◆ **What this task involves**: Below is a set of records; restate each one word for word.

Rows from a dataset
========

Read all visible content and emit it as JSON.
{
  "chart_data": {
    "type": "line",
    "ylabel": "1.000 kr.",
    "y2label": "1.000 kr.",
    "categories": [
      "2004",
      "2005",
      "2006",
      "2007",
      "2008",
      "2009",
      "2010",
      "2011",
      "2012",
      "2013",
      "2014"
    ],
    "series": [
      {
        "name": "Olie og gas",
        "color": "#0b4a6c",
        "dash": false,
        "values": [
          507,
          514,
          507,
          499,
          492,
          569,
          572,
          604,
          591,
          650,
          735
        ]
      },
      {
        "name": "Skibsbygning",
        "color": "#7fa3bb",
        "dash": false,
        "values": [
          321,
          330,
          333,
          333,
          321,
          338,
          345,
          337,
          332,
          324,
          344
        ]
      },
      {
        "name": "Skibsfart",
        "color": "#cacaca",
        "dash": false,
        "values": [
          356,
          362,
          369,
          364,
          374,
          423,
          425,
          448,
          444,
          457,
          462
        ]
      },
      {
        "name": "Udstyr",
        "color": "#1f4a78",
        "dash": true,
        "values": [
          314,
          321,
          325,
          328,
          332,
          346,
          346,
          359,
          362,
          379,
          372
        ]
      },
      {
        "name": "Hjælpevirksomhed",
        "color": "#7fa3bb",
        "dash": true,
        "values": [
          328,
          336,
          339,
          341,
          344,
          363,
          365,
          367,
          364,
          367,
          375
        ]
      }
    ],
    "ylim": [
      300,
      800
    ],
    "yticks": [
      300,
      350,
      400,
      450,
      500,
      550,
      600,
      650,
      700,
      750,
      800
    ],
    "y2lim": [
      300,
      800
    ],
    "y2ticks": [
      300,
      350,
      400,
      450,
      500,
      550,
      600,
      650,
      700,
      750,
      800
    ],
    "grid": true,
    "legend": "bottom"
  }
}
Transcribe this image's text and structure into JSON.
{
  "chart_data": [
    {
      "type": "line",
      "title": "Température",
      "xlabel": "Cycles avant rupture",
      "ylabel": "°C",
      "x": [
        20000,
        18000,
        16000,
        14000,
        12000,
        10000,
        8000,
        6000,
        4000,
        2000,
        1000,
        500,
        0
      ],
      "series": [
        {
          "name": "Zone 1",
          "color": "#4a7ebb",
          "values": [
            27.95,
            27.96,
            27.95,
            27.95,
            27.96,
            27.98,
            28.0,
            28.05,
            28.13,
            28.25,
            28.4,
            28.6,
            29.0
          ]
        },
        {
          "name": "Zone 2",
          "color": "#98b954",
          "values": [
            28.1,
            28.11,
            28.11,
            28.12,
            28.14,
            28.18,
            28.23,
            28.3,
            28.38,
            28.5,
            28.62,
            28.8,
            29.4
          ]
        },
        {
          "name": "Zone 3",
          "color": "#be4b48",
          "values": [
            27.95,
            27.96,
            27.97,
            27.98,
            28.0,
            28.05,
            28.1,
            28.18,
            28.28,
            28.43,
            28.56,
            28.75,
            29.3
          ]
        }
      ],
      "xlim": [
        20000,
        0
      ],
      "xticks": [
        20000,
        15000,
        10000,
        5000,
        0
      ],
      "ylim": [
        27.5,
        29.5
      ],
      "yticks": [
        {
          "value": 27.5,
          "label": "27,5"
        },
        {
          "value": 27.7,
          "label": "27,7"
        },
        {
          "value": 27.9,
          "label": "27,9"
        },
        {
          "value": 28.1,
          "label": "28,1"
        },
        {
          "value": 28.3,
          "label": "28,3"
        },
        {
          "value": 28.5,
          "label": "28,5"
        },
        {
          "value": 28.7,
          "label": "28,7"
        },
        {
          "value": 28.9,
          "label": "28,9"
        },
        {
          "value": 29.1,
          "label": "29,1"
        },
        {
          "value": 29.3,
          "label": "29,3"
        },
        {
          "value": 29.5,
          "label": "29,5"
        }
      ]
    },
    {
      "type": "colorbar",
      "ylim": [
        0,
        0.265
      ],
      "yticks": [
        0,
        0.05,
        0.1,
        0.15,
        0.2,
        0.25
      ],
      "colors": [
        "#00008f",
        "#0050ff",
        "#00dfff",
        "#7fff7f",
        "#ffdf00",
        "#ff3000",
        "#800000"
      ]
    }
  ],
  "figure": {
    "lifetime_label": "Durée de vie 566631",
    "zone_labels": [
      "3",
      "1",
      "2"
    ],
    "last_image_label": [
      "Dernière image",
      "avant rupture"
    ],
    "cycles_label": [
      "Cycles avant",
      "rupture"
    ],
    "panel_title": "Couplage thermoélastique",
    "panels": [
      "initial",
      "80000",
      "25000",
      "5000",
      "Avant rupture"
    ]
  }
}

========

◆ **Correct response**:
Read all visible content and emit it as JSON.
{
  "chart_data": {
    "type": "line",
    "ylabel": "1.000 kr.",
    "y2label": "1.000 kr.",
    "categories": [
      "2004",
      "2005",
      "2006",
      "2007",
      "2008",
      "2009",
      "2010",
      "2011",
      "2012",
      "2013",
      "2014"
    ],
    "series": [
      {
        "name": "Olie og gas",
        "color": "#0b4a6c",
        "dash": false,
        "values": [
          507,
          514,
          507,
          499,
          492,
          569,
          572,
          604,
          591,
          650,
          735
        ]
      },
      {
        "name": "Skibsbygning",
        "color": "#7fa3bb",
        "dash": false,
        "values": [
          321,
          330,
          333,
          333,
          321,
          338,
          345,
          337,
          332,
          324,
          344
        ]
      },
      {
        "name": "Skibsfart",
        "color": "#cacaca",
        "dash": false,
        "values": [
          356,
          362,
          369,
          364,
          374,
          423,
          425,
          448,
          444,
          457,
          462
        ]
      },
      {
        "name": "Udstyr",
        "color": "#1f4a78",
        "dash": true,
        "values": [
          314,
          321,
          325,
          328,
          332,
          346,
          346,
          359,
          362,
          379,
          372
        ]
      },
      {
        "name": "Hjælpevirksomhed",
        "color": "#7fa3bb",
        "dash": true,
        "values": [
          328,
          336,
          339,
          341,
          344,
          363,
          365,
          367,
          364,
          367,
          375
        ]
      }
    ],
    "ylim": [
      300,
      800
    ],
    "yticks": [
      300,
      350,
      400,
      450,
      500,
      550,
      600,
      650,
      700,
      750,
      800
    ],
    "y2lim": [
      300,
      800
    ],
    "y2ticks": [
      300,
      350,
      400,
      450,
      500,
      550,
      600,
      650,
      700,
      750,
      800
    ],
    "grid": true,
    "legend": "bottom"
  }
}
Transcribe this image's text and structure into JSON.
{
  "chart_data": [
    {
      "type": "line",
      "title": "Température",
      "xlabel": "Cycles avant rupture",
      "ylabel": "°C",
      "x": [
        20000,
        18000,
        16000,
        14000,
        12000,
        10000,
        8000,
        6000,
        4000,
        2000,
        1000,
        500,
        0
      ],
      "series": [
        {
          "name": "Zone 1",
          "color": "#4a7ebb",
          "values": [
            27.95,
            27.96,
            27.95,
            27.95,
            27.96,
            27.98,
            28.0,
            28.05,
            28.13,
            28.25,
            28.4,
            28.6,
            29.0
          ]
        },
        {
          "name": "Zone 2",
          "color": "#98b954",
          "values": [
            28.1,
            28.11,
            28.11,
            28.12,
            28.14,
            28.18,
            28.23,
            28.3,
            28.38,
            28.5,
            28.62,
            28.8,
            29.4
          ]
        },
        {
          "name": "Zone 3",
          "color": "#be4b48",
          "values": [
            27.95,
            27.96,
            27.97,
            27.98,
            28.0,
            28.05,
            28.1,
            28.18,
            28.28,
            28.43,
            28.56,
            28.75,
            29.3
          ]
        }
      ],
      "xlim": [
        20000,
        0
      ],
      "xticks": [
        20000,
        15000,
        10000,
        5000,
        0
      ],
      "ylim": [
        27.5,
        29.5
      ],
      "yticks": [
        {
          "value": 27.5,
          "label": "27,5"
        },
        {
          "value": 27.7,
          "label": "27,7"
        },
        {
          "value": 27.9,
          "label": "27,9"
        },
        {
          "value": 28.1,
          "label": "28,1"
        },
        {
          "value": 28.3,
          "label": "28,3"
        },
        {
          "value": 28.5,
          "label": "28,5"
        },
        {
          "value": 28.7,
          "label": "28,7"
        },
        {
          "value": 28.9,
          "label": "28,9"
        },
        {
          "value": 29.1,
          "label": "29,1"
        },
        {
          "value": 29.3,
          "label": "29,3"
        },
        {
          "value": 29.5,
          "label": "29,5"
        }
      ]
    },
    {
      "type": "colorbar",
      "ylim": [
        0,
        0.265
      ],
      "yticks": [
        0,
        0.05,
        0.1,
        0.15,
        0.2,
        0.25
      ],
      "colors": [
        "#00008f",
        "#0050ff",
        "#00dfff",
        "#7fff7f",
        "#ffdf00",
        "#ff3000",
        "#800000"
      ]
    }
  ],
  "figure": {
    "lifetime_label": "Durée de vie 566631",
    "zone_labels": [
      "3",
      "1",
      "2"
    ],
    "last_image_label": [
      "Dernière image",
      "avant rupture"
    ],
    "cycles_label": [
      "Cycles avant",
      "rupture"
    ],
    "panel_title": "Couplage thermoélastique",
    "panels": [
      "initial",
      "80000",
      "25000",
      "5000",
      "Avant rupture"
    ]
  }
}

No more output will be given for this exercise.